_Data for the task:_

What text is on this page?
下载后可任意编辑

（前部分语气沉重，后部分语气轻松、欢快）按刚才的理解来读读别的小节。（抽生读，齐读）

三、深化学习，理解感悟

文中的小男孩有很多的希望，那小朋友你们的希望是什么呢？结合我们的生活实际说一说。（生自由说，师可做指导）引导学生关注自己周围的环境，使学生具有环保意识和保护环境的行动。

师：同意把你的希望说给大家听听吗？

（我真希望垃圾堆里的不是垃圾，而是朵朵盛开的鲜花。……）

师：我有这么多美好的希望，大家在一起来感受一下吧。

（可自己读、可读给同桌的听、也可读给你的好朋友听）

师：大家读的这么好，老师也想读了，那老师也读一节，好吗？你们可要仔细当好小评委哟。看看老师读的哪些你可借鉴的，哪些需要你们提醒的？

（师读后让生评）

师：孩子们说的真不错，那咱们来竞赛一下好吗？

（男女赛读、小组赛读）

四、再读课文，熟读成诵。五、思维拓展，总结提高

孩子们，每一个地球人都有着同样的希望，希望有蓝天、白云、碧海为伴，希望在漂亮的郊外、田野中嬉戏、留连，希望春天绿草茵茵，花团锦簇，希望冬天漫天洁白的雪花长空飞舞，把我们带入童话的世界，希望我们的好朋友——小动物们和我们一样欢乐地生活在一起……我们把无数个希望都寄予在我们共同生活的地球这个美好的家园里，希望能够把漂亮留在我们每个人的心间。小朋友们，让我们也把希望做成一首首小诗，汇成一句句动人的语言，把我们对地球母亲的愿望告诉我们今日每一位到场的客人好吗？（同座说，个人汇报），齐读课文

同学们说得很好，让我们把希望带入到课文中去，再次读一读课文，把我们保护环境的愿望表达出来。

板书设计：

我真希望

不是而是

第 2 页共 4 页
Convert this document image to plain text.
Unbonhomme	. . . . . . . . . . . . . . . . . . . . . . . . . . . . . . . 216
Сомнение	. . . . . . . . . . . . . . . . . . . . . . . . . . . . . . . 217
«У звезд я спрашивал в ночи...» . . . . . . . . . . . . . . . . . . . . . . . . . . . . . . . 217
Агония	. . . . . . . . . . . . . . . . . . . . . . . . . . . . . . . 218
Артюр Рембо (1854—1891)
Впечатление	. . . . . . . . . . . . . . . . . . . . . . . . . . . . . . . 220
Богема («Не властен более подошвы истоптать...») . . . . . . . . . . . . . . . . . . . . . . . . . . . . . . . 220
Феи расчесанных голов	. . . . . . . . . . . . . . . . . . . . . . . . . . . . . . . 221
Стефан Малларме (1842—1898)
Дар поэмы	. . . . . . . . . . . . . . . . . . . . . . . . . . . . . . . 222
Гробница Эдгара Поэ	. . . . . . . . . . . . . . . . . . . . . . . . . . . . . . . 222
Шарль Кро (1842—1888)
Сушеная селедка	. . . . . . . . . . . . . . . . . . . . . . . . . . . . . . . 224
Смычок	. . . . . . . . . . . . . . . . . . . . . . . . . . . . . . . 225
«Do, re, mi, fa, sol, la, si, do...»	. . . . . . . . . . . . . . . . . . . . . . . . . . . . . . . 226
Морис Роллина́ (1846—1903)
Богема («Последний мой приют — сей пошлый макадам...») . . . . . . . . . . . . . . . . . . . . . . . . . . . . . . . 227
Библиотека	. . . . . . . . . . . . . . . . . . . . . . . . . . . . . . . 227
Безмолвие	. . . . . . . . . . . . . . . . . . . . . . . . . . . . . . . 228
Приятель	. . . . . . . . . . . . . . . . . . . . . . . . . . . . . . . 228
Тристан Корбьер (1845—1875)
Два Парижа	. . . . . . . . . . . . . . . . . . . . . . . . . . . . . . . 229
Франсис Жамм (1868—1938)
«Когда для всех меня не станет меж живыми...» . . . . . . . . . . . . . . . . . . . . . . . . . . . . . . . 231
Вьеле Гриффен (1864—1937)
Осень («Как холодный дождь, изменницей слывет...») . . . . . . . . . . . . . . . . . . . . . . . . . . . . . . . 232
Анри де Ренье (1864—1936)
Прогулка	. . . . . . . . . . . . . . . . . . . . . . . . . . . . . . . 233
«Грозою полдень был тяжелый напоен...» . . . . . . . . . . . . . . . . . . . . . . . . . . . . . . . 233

_Problem requirements:_
Extract every record and return it verbatim.

_Solution below:_
What text is on this page?
下载后可任意编辑

（前部分语气沉重，后部分语气轻松、欢快）按刚才的理解来读读别的小节。（抽生读，齐读）

三、深化学习，理解感悟

文中的小男孩有很多的希望，那小朋友你们的希望是什么呢？结合我们的生活实际说一说。（生自由说，师可做指导）引导学生关注自己周围的环境，使学生具有环保意识和保护环境的行动。

师：同意把你的希望说给大家听听吗？

（我真希望垃圾堆里的不是垃圾，而是朵朵盛开的鲜花。……）

师：我有这么多美好的希望，大家在一起来感受一下吧。

（可自己读、可读给同桌的听、也可读给你的好朋友听）

师：大家读的这么好，老师也想读了，那老师也读一节，好吗？你们可要仔细当好小评委哟。看看老师读的哪些你可借鉴的，哪些需要你们提醒的？

（师读后让生评）

师：孩子们说的真不错，那咱们来竞赛一下好吗？

（男女赛读、小组赛读）

四、再读课文，熟读成诵。五、思维拓展，总结提高

孩子们，每一个地球人都有着同样的希望，希望有蓝天、白云、碧海为伴，希望在漂亮的郊外、田野中嬉戏、留连，希望春天绿草茵茵，花团锦簇，希望冬天漫天洁白的雪花长空飞舞，把我们带入童话的世界，希望我们的好朋友——小动物们和我们一样欢乐地生活在一起……我们把无数个希望都寄予在我们共同生活的地球这个美好的家园里，希望能够把漂亮留在我们每个人的心间。小朋友们，让我们也把希望做成一首首小诗，汇成一句句动人的语言，把我们对地球母亲的愿望告诉我们今日每一位到场的客人好吗？（同座说，个人汇报），齐读课文

同学们说得很好，让我们把希望带入到课文中去，再次读一读课文，把我们保护环境的愿望表达出来。

板书设计：

我真希望

不是而是

第 2 页共 4 页
Convert this document image to plain text.
Unbonhomme	. . . . . . . . . . . . . . . . . . . . . . . . . . . . . . . 216
Сомнение	. . . . . . . . . . . . . . . . . . . . . . . . . . . . . . . 217
«У звезд я спрашивал в ночи...» . . . . . . . . . . . . . . . . . . . . . . . . . . . . . . . 217
Агония	. . . . . . . . . . . . . . . . . . . . . . . . . . . . . . . 218
Артюр Рембо (1854—1891)
Впечатление	. . . . . . . . . . . . . . . . . . . . . . . . . . . . . . . 220
Богема («Не властен более подошвы истоптать...») . . . . . . . . . . . . . . . . . . . . . . . . . . . . . . . 220
Феи расчесанных голов	. . . . . . . . . . . . . . . . . . . . . . . . . . . . . . . 221
Стефан Малларме (1842—1898)
Дар поэмы	. . . . . . . . . . . . . . . . . . . . . . . . . . . . . . . 222
Гробница Эдгара Поэ	. . . . . . . . . . . . . . . . . . . . . . . . . . . . . . . 222
Шарль Кро (1842—1888)
Сушеная селедка	. . . . . . . . . . . . . . . . . . . . . . . . . . . . . . . 224
Смычок	. . . . . . . . . . . . . . . . . . . . . . . . . . . . . . . 225
«Do, re, mi, fa, sol, la, si, do...»	. . . . . . . . . . . . . . . . . . . . . . . . . . . . . . . 226
Морис Роллина́ (1846—1903)
Богема («Последний мой приют — сей пошлый макадам...») . . . . . . . . . . . . . . . . . . . . . . . . . . . . . . . 227
Библиотека	. . . . . . . . . . . . . . . . . . . . . . . . . . . . . . . 227
Безмолвие	. . . . . . . . . . . . . . . . . . . . . . . . . . . . . . . 228
Приятель	. . . . . . . . . . . . . . . . . . . . . . . . . . . . . . . 228
Тристан Корбьер (1845—1875)
Два Парижа	. . . . . . . . . . . . . . . . . . . . . . . . . . . . . . . 229
Франсис Жамм (1868—1938)
«Когда для всех меня не станет меж живыми...» . . . . . . . . . . . . . . . . . . . . . . . . . . . . . . . 231
Вьеле Гриффен (1864—1937)
Осень («Как холодный дождь, изменницей слывет...») . . . . . . . . . . . . . . . . . . . . . . . . . . . . . . . 232
Анри де Ренье (1864—1936)
Прогулка	. . . . . . . . . . . . . . . . . . . . . . . . . . . . . . . 233
«Грозою полдень был тяжелый напоен...» . . . . . . . . . . . . . . . . . . . . . . . . . . . . . . . 233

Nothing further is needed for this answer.